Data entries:
———
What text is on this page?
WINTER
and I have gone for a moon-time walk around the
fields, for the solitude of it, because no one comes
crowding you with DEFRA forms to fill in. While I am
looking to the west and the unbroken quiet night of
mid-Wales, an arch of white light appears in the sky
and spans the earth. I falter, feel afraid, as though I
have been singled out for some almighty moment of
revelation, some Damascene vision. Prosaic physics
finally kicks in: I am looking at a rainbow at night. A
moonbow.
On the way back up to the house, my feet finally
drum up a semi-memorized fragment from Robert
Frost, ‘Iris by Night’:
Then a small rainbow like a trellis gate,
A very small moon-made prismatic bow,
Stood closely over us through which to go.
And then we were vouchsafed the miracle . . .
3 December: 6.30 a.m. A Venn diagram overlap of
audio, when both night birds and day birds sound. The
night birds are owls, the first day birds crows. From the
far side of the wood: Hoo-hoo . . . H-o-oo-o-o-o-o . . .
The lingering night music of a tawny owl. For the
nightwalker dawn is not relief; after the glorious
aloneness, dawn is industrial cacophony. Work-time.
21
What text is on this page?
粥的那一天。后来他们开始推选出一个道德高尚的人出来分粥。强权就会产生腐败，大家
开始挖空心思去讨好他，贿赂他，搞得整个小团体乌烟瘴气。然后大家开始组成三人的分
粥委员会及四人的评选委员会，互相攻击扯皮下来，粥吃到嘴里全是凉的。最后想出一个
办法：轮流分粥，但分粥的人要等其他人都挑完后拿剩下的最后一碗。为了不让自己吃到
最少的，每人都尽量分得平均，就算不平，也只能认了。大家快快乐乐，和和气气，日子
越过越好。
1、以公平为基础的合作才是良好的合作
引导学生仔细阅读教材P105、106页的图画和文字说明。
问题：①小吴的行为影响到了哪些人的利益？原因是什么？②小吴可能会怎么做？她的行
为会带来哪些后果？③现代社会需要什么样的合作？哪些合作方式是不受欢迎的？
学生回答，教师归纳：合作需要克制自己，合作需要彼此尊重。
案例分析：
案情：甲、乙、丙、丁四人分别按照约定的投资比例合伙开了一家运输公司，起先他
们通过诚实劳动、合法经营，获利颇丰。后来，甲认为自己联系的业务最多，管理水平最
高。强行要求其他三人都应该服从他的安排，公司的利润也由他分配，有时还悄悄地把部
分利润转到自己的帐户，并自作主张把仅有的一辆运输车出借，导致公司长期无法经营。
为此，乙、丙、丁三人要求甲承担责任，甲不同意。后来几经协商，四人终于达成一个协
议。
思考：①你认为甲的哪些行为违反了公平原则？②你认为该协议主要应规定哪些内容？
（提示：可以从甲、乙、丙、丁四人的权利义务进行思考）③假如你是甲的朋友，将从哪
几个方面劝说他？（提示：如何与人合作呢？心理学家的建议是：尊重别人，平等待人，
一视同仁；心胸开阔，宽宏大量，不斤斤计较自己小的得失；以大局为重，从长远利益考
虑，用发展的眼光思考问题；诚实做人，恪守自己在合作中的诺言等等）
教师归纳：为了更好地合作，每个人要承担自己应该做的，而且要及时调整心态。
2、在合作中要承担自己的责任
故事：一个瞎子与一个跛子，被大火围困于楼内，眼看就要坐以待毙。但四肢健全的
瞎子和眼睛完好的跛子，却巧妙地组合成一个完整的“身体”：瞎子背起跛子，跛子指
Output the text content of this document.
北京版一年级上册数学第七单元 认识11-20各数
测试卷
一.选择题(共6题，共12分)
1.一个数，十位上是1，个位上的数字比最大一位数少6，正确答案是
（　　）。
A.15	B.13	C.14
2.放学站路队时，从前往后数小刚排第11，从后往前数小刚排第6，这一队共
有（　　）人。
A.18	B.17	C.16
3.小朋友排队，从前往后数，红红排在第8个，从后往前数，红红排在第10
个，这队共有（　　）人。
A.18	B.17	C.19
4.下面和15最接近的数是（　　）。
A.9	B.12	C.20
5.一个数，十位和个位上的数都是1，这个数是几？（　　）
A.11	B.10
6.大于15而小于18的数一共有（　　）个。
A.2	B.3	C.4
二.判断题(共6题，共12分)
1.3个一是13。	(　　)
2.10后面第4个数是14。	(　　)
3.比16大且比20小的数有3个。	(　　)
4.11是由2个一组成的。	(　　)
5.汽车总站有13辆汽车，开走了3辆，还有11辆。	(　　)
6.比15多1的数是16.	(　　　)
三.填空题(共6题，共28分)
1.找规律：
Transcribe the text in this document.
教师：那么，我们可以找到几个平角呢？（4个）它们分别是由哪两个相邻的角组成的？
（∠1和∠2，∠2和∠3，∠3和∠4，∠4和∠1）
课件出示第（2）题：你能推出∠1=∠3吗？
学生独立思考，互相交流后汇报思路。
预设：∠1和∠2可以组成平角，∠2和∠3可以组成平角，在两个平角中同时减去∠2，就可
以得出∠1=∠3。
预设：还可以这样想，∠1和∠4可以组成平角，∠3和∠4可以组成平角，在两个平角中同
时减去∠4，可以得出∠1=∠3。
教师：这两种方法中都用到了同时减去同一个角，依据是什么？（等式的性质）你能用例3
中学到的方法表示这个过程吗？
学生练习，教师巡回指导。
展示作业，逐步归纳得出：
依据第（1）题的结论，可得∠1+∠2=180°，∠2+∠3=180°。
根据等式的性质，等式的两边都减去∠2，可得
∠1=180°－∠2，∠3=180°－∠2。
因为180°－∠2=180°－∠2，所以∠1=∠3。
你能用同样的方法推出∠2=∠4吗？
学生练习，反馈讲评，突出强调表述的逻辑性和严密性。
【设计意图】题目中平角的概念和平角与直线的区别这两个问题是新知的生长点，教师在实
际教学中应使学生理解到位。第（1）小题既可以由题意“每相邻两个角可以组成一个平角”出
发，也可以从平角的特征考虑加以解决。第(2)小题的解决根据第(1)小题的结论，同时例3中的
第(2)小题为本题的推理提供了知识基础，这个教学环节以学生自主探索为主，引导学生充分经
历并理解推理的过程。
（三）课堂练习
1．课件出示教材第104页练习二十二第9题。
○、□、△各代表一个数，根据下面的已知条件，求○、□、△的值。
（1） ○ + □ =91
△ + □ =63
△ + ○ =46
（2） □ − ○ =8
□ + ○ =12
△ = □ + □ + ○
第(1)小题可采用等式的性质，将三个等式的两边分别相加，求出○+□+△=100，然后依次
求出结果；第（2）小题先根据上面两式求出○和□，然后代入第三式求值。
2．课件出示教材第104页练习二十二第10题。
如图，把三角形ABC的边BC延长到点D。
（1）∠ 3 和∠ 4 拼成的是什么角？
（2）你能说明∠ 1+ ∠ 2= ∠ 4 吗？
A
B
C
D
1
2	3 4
———
TASK DETAILS: Gather every line containing the word "dawn" and copy it.

EXPECTED OUTPUT:
nightwalker dawn is not relief; after the glorious
aloneness, dawn is industrial cacophony. Work-time.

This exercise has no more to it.